Pictures stay out of the copy; set down each line of the listing below exactly.
━━━━━━━━━━━━━━━━
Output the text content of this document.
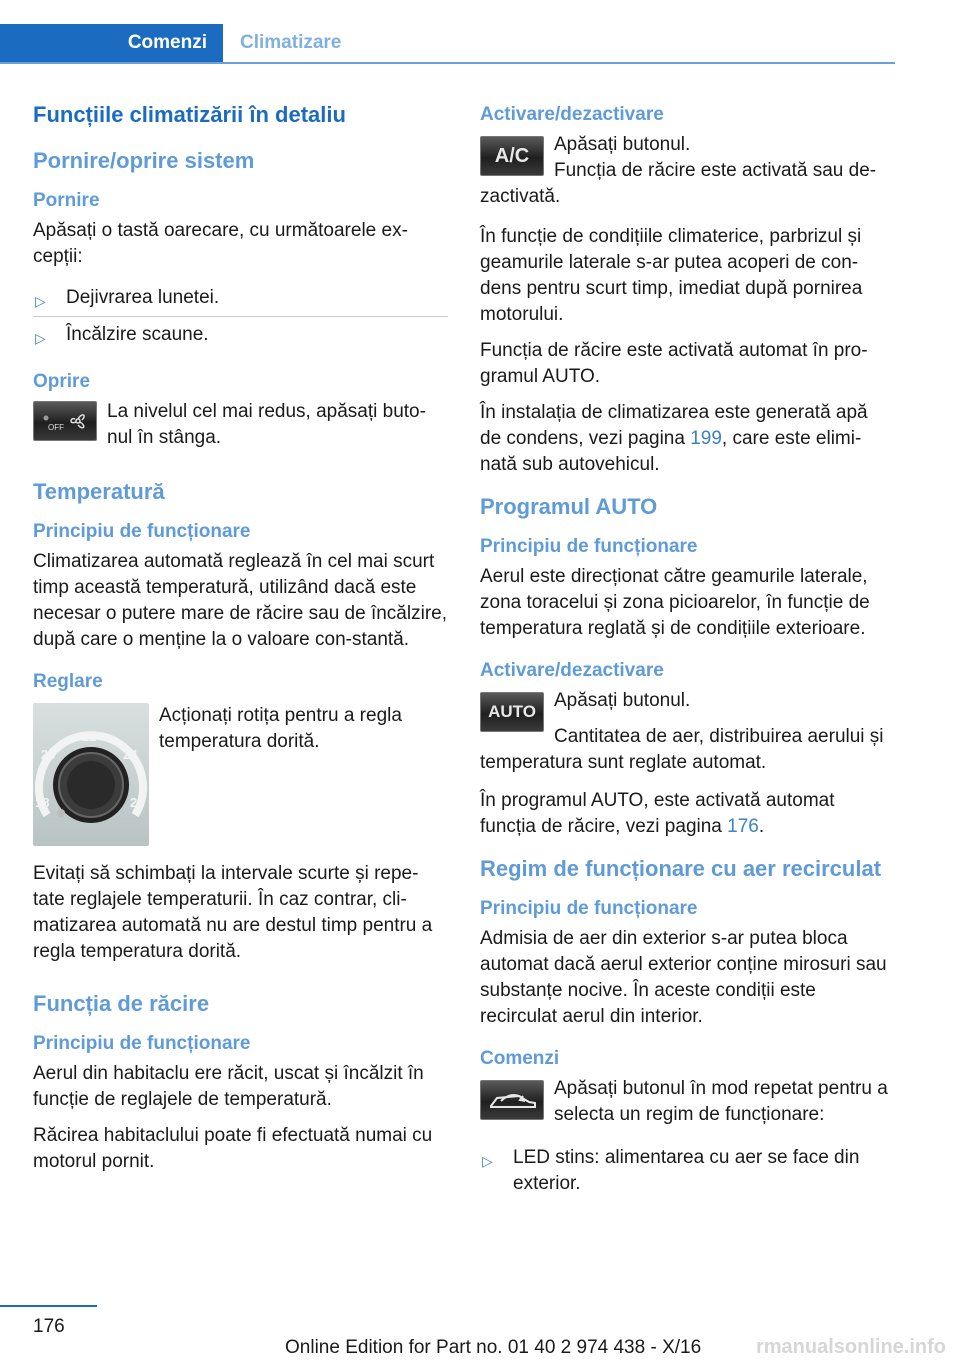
Comenzi	Climatizare
Funcțiile climatizării în detaliu
Pornire/oprire sistem
Pornire

Apăsați o tastă oarecare, cu următoarele ex-cepții:

▷ Dejivrarea lunetei.
▷ Încălzire scaune.
Oprire
OFF

La nivelul cel mai redus, apăsați buto-nul în stânga.

Temperatură
Principiu de funcționare

Climatizarea automată reglează în cel mai scurt timp această temperatură, utilizând dacă este necesar o putere mare de răcire sau de încălzire, după care o menține la o valoare con-stantă.

Reglare
20
22
24
18	26

Acționați rotița pentru a regla temperatura dorită.

Evitați să schimbați la intervale scurte și repe-tate reglajele temperaturii. În caz contrar, cli-matizarea automată nu are destul timp pentru a regla temperatura dorită.

Funcția de răcire
Principiu de funcționare

Aerul din habitaclu ere răcit, uscat și încălzit în funcție de reglajele de temperatură.

Răcirea habitaclului poate fi efectuată numai cu motorul pornit.

Activare/dezactivare
A/C

Apăsați butonul.

Funcția de răcire este activată sau de-zactivată.

În funcție de condițiile climaterice, parbrizul și geamurile laterale s-ar putea acoperi de con-dens pentru scurt timp, imediat după pornirea motorului.

Funcția de răcire este activată automat în pro-gramul AUTO.

În instalația de climatizarea este generată apă de condens, vezi pagina 199, care este elimi-nată sub autovehicul.

Programul AUTO
Principiu de funcționare

Aerul este direcționat către geamurile laterale, zona toracelui și zona picioarelor, în funcție de temperatura reglată și de condițiile exterioare.

Activare/dezactivare
AUTO

Apăsați butonul.

Cantitatea de aer, distribuirea aerului și temperatura sunt reglate automat.

În programul AUTO, este activată automat funcția de răcire, vezi pagina 176.

Regim de funcționare cu aer recirculat
Principiu de funcționare

Admisia de aer din exterior s-ar putea bloca automat dacă aerul exterior conține mirosuri sau substanțe nocive. În aceste condiții este recirculat aerul din interior.

Comenzi

Apăsați butonul în mod repetat pentru a selecta un regim de funcționare:

▷ LED stins: alimentarea cu aer se face din exterior.
176
Online Edition for Part no. 01 40 2 974 438 - X/16	rmanualsonline.info
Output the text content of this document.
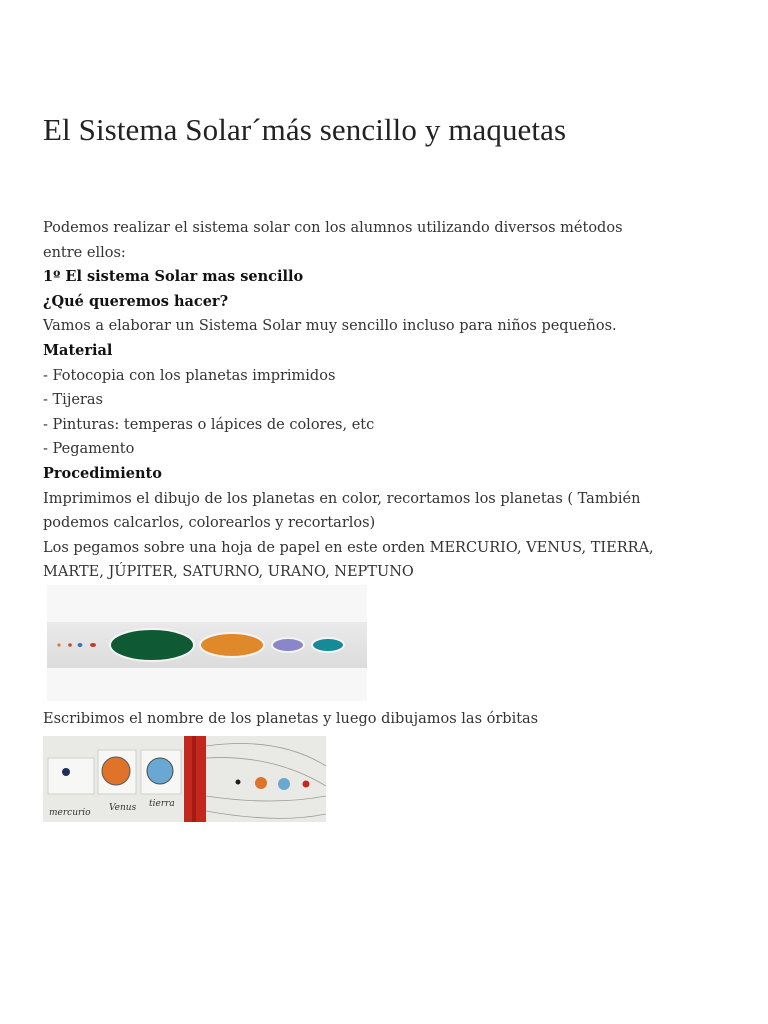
El Sistema Solar´más sencillo y maquetas

Podemos realizar el sistema solar con los alumnos utilizando diversos métodos entre ellos:

1º El sistema Solar mas sencillo

¿Qué queremos hacer?

Vamos a elaborar un Sistema Solar muy sencillo incluso para niños pequeños.

Material

- Fotocopia con los planetas imprimidos

- Tijeras

- Pinturas: temperas o lápices de colores, etc

- Pegamento

Procedimiento

Imprimimos el dibujo de los planetas en color, recortamos los planetas ( También podemos calcarlos, colorearlos y recortarlos)

Los pegamos sobre una hoja de papel en este orden MERCURIO, VENUS, TIERRA, MARTE, JÚPITER, SATURNO, URANO, NEPTUNO

Escribimos el nombre de los planetas y luego dibujamos las órbitas

mercurio Venus tierra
━━━━━━━━━━━━━━━━
**In response:**
Output the text content of this document.
Comenzi	Climatizare
Funcțiile climatizării în detaliu
Pornire/oprire sistem
Pornire

Apăsați o tastă oarecare, cu următoarele ex-cepții:

▷ Dejivrarea lunetei.
▷ Încălzire scaune.
Oprire
OFF

La nivelul cel mai redus, apăsați buto-nul în stânga.

Temperatură
Principiu de funcționare

Climatizarea automată reglează în cel mai scurt timp această temperatură, utilizând dacă este necesar o putere mare de răcire sau de încălzire, după care o menține la o valoare con-stantă.

Reglare
20
22
24
18	26

Acționați rotița pentru a regla temperatura dorită.

Evitați să schimbați la intervale scurte și repe-tate reglajele temperaturii. În caz contrar, cli-matizarea automată nu are destul timp pentru a regla temperatura dorită.

Funcția de răcire
Principiu de funcționare

Aerul din habitaclu ere răcit, uscat și încălzit în funcție de reglajele de temperatură.

Răcirea habitaclului poate fi efectuată numai cu motorul pornit.

Activare/dezactivare
A/C

Apăsați butonul.

Funcția de răcire este activată sau de-zactivată.

În funcție de condițiile climaterice, parbrizul și geamurile laterale s-ar putea acoperi de con-dens pentru scurt timp, imediat după pornirea motorului.

Funcția de răcire este activată automat în pro-gramul AUTO.

În instalația de climatizarea este generată apă de condens, vezi pagina 199, care este elimi-nată sub autovehicul.

Programul AUTO
Principiu de funcționare

Aerul este direcționat către geamurile laterale, zona toracelui și zona picioarelor, în funcție de temperatura reglată și de condițiile exterioare.

Activare/dezactivare
AUTO

Apăsați butonul.

Cantitatea de aer, distribuirea aerului și temperatura sunt reglate automat.

În programul AUTO, este activată automat funcția de răcire, vezi pagina 176.

Regim de funcționare cu aer recirculat
Principiu de funcționare

Admisia de aer din exterior s-ar putea bloca automat dacă aerul exterior conține mirosuri sau substanțe nocive. În aceste condiții este recirculat aerul din interior.

Comenzi

Apăsați butonul în mod repetat pentru a selecta un regim de funcționare:

▷ LED stins: alimentarea cu aer se face din exterior.
176
Online Edition for Part no. 01 40 2 974 438 - X/16	rmanualsonline.info
Output the text content of this document.
El Sistema Solar´más sencillo y maquetas

Podemos realizar el sistema solar con los alumnos utilizando diversos métodos entre ellos:

1º El sistema Solar mas sencillo

¿Qué queremos hacer?

Vamos a elaborar un Sistema Solar muy sencillo incluso para niños pequeños.

Material

- Fotocopia con los planetas imprimidos

- Tijeras

- Pinturas: temperas o lápices de colores, etc

- Pegamento

Procedimiento

Imprimimos el dibujo de los planetas en color, recortamos los planetas ( También podemos calcarlos, colorearlos y recortarlos)

Los pegamos sobre una hoja de papel en este orden MERCURIO, VENUS, TIERRA, MARTE, JÚPITER, SATURNO, URANO, NEPTUNO

Escribimos el nombre de los planetas y luego dibujamos las órbitas

mercurio Venus tierra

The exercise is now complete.